[Start]
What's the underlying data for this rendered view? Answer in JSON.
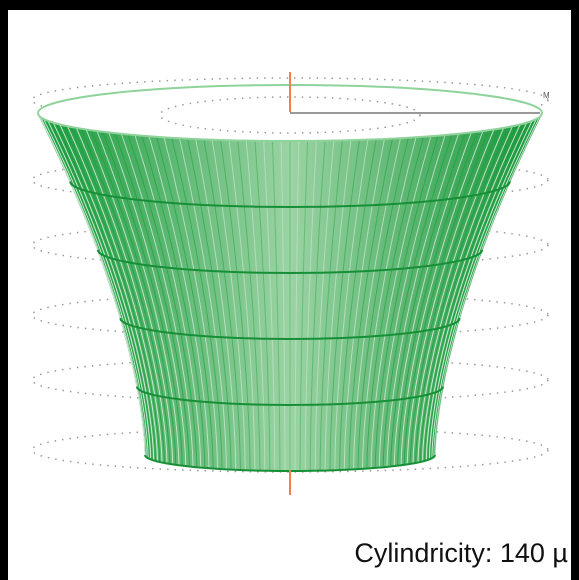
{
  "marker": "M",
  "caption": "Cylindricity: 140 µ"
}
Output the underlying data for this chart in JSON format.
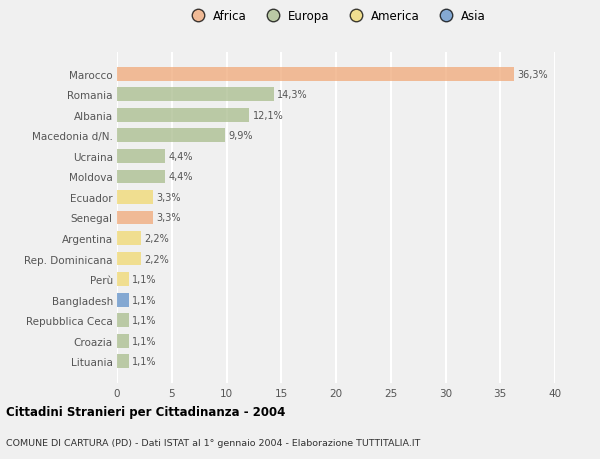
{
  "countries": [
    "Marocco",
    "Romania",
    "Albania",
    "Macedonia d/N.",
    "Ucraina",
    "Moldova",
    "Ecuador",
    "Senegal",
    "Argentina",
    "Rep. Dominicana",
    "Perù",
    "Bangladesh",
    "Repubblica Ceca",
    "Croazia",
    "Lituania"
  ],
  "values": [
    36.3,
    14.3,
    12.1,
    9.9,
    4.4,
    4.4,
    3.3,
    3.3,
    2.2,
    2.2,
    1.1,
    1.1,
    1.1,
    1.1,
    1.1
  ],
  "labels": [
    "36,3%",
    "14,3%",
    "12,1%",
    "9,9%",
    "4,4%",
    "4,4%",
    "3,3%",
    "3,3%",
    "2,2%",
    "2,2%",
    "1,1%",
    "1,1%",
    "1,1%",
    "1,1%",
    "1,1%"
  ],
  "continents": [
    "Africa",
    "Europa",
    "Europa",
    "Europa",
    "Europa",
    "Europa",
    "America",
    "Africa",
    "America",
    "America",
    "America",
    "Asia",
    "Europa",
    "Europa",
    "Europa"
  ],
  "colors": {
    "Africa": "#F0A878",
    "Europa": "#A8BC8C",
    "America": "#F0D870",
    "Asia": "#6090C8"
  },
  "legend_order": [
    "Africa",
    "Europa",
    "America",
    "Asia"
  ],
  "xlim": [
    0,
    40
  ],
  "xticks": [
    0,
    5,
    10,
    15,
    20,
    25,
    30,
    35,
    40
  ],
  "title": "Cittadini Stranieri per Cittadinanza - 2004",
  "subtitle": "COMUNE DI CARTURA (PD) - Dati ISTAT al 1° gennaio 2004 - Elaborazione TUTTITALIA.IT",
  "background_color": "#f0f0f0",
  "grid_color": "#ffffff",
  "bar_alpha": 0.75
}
[End]
What you are asked to do:
Using the records above, retype everything exactly except the pictures.

Reply:
What's the underlying data for this rendered view? Answer in JSON.
{
  "marker": "M",
  "caption": "Cylindricity: 140 µ"
}
Output the underlying data for this chart in JSON format.
{
  "countries": [
    "Marocco",
    "Romania",
    "Albania",
    "Macedonia d/N.",
    "Ucraina",
    "Moldova",
    "Ecuador",
    "Senegal",
    "Argentina",
    "Rep. Dominicana",
    "Perù",
    "Bangladesh",
    "Repubblica Ceca",
    "Croazia",
    "Lituania"
  ],
  "values": [
    36.3,
    14.3,
    12.1,
    9.9,
    4.4,
    4.4,
    3.3,
    3.3,
    2.2,
    2.2,
    1.1,
    1.1,
    1.1,
    1.1,
    1.1
  ],
  "labels": [
    "36,3%",
    "14,3%",
    "12,1%",
    "9,9%",
    "4,4%",
    "4,4%",
    "3,3%",
    "3,3%",
    "2,2%",
    "2,2%",
    "1,1%",
    "1,1%",
    "1,1%",
    "1,1%",
    "1,1%"
  ],
  "continents": [
    "Africa",
    "Europa",
    "Europa",
    "Europa",
    "Europa",
    "Europa",
    "America",
    "Africa",
    "America",
    "America",
    "America",
    "Asia",
    "Europa",
    "Europa",
    "Europa"
  ],
  "colors": {
    "Africa": "#F0A878",
    "Europa": "#A8BC8C",
    "America": "#F0D870",
    "Asia": "#6090C8"
  },
  "legend_order": [
    "Africa",
    "Europa",
    "America",
    "Asia"
  ],
  "xlim": [
    0,
    40
  ],
  "xticks": [
    0,
    5,
    10,
    15,
    20,
    25,
    30,
    35,
    40
  ],
  "title": "Cittadini Stranieri per Cittadinanza - 2004",
  "subtitle": "COMUNE DI CARTURA (PD) - Dati ISTAT al 1° gennaio 2004 - Elaborazione TUTTITALIA.IT",
  "background_color": "#f0f0f0",
  "grid_color": "#ffffff",
  "bar_alpha": 0.75
}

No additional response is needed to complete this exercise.